# WORK INSTRUCTION:
A single number is the whole answer: the count of lines in the records where "copy" occurs.

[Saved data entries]
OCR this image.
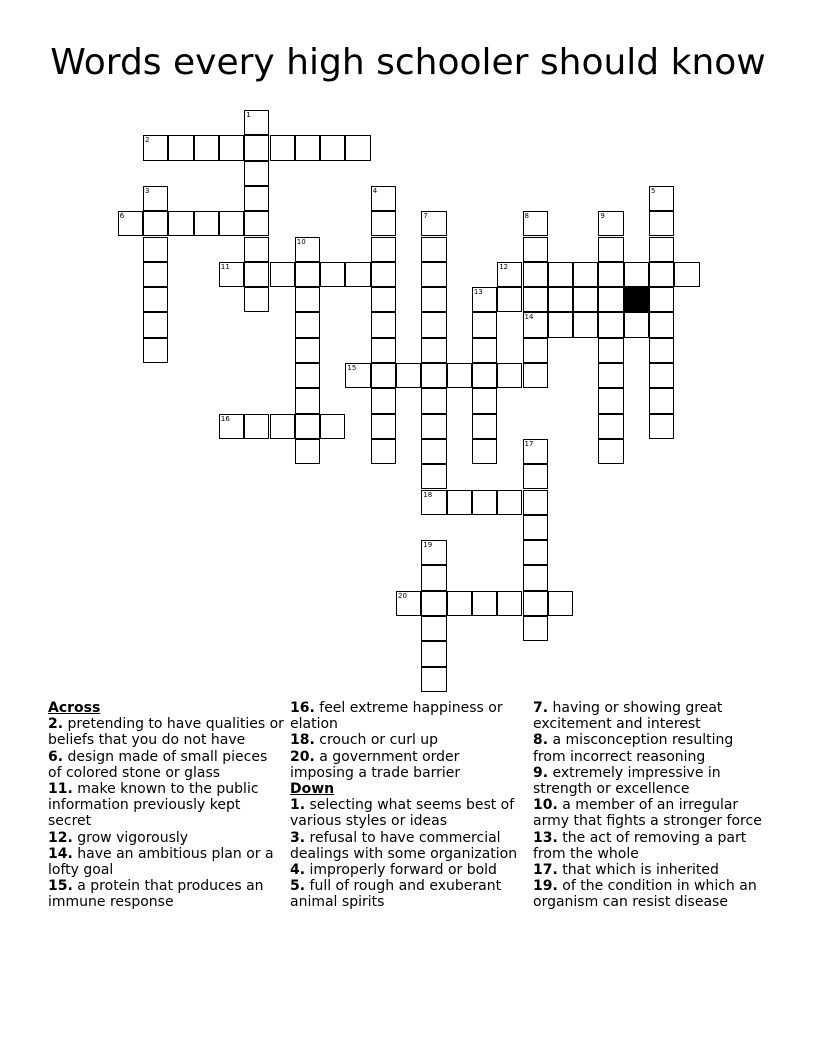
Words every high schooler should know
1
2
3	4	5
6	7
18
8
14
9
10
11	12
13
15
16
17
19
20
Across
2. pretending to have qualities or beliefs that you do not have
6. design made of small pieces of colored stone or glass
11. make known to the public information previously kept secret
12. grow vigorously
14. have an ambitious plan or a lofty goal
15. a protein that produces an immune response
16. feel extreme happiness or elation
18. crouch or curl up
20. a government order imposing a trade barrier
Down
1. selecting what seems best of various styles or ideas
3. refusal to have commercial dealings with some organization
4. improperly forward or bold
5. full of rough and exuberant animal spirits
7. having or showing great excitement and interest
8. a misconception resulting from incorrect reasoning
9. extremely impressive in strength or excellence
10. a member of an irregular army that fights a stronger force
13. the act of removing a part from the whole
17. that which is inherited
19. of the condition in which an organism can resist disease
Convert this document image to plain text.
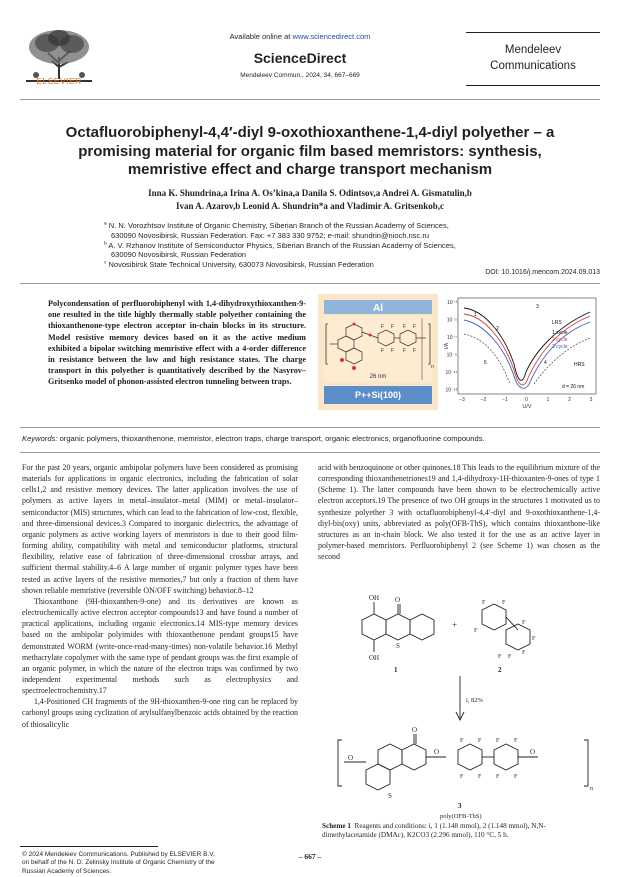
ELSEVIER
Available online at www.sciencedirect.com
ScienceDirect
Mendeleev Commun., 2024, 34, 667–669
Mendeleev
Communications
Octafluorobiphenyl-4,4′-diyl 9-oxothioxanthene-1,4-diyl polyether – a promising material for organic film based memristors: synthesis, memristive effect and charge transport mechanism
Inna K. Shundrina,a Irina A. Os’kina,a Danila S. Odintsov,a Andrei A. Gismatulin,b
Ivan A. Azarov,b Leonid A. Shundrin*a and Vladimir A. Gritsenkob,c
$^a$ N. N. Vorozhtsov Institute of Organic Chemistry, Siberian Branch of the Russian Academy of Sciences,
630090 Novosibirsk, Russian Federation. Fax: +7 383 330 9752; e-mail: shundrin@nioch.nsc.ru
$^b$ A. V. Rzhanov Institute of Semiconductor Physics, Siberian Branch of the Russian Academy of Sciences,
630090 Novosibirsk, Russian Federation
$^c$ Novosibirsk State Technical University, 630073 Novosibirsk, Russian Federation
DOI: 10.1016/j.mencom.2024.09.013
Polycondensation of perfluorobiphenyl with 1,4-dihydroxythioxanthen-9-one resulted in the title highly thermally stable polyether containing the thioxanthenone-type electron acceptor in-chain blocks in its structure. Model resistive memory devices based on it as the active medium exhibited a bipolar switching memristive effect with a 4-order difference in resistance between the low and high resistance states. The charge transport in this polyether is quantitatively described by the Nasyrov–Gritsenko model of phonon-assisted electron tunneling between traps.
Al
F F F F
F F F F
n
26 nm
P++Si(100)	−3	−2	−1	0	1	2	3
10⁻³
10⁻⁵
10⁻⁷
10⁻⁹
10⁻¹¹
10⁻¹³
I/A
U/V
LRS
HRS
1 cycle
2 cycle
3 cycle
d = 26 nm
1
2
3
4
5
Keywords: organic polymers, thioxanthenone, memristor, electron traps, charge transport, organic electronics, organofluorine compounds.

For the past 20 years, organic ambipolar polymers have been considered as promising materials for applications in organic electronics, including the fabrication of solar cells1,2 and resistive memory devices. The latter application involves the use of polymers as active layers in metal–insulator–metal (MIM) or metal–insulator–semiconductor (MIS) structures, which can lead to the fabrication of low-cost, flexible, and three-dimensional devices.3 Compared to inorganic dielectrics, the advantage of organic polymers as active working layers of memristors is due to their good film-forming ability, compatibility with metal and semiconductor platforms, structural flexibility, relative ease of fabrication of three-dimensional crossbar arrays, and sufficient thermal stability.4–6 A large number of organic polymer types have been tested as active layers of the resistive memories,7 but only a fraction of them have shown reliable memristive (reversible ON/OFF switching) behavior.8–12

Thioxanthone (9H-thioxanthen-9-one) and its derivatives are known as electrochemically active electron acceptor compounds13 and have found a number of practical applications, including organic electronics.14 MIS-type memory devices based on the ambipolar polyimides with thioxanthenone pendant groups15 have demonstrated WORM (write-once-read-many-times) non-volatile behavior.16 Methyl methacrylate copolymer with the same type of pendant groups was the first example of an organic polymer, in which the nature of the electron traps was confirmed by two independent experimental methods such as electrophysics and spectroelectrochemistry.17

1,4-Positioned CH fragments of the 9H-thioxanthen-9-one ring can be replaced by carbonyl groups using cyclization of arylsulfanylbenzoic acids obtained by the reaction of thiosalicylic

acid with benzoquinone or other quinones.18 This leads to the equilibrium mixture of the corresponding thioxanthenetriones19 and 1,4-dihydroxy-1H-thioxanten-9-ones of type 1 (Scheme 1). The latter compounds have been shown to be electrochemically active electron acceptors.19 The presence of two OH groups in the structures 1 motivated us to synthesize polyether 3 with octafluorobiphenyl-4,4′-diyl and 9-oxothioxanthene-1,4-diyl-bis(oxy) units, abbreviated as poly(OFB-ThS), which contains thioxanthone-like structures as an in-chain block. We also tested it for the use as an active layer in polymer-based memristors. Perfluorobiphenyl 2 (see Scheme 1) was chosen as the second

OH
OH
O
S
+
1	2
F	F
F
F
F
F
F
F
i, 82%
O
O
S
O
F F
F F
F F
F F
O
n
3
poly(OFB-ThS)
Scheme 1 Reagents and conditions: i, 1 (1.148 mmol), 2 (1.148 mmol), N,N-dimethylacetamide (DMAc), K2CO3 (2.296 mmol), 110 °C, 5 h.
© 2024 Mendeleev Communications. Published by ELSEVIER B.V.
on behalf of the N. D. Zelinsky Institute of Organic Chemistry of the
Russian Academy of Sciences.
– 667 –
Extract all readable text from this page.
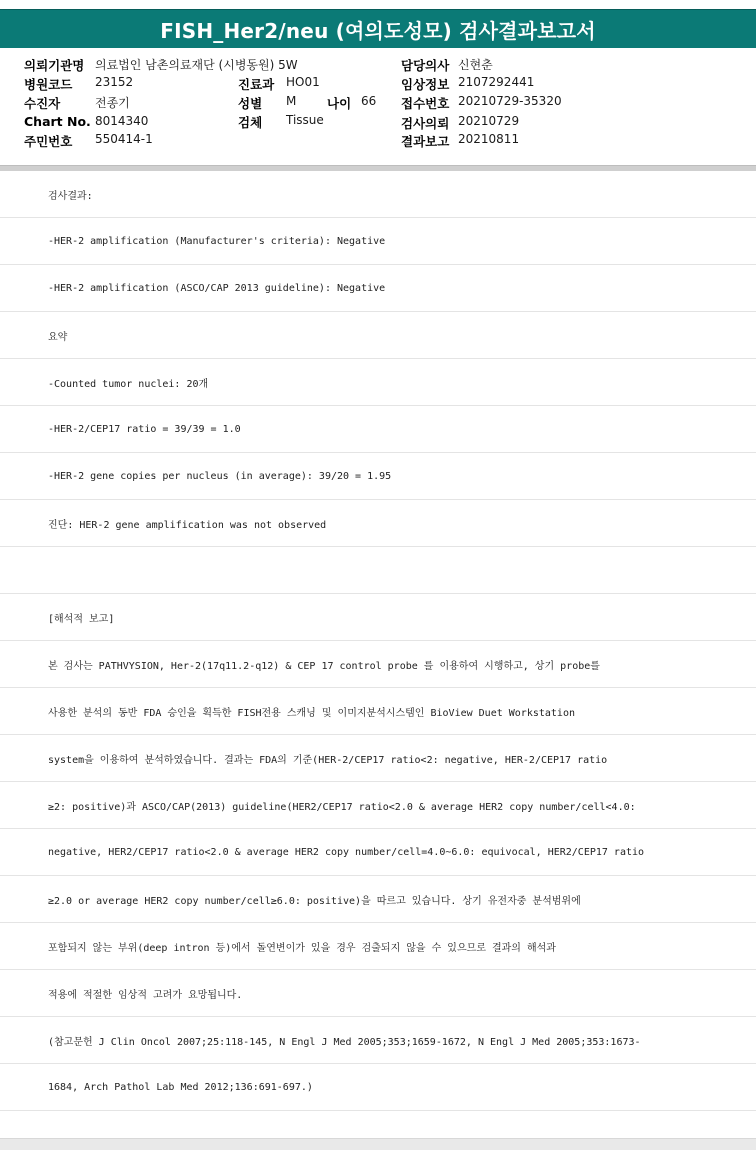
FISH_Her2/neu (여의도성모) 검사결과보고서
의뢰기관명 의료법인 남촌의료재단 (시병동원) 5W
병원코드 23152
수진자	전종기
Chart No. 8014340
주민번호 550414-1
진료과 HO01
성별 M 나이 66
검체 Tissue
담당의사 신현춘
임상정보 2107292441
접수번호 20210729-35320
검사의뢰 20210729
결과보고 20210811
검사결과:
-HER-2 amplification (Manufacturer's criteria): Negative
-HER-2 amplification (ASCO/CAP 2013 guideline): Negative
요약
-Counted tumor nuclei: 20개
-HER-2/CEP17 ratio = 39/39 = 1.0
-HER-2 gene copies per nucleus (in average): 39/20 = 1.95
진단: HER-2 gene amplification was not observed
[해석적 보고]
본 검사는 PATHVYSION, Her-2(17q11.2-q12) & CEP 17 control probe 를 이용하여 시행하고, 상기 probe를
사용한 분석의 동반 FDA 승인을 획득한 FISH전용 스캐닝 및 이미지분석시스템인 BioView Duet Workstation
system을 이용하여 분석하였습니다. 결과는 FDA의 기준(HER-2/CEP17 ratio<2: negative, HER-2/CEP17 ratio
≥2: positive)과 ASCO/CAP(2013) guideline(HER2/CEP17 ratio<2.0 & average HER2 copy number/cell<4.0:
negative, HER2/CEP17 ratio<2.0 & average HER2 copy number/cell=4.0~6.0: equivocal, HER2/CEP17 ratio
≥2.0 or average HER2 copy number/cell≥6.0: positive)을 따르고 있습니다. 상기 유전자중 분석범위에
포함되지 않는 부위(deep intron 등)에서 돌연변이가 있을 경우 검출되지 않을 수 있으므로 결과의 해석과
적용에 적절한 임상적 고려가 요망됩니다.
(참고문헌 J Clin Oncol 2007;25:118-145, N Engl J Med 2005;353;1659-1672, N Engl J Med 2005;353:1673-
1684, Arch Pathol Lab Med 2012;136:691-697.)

# EXERCISE RESULT:
3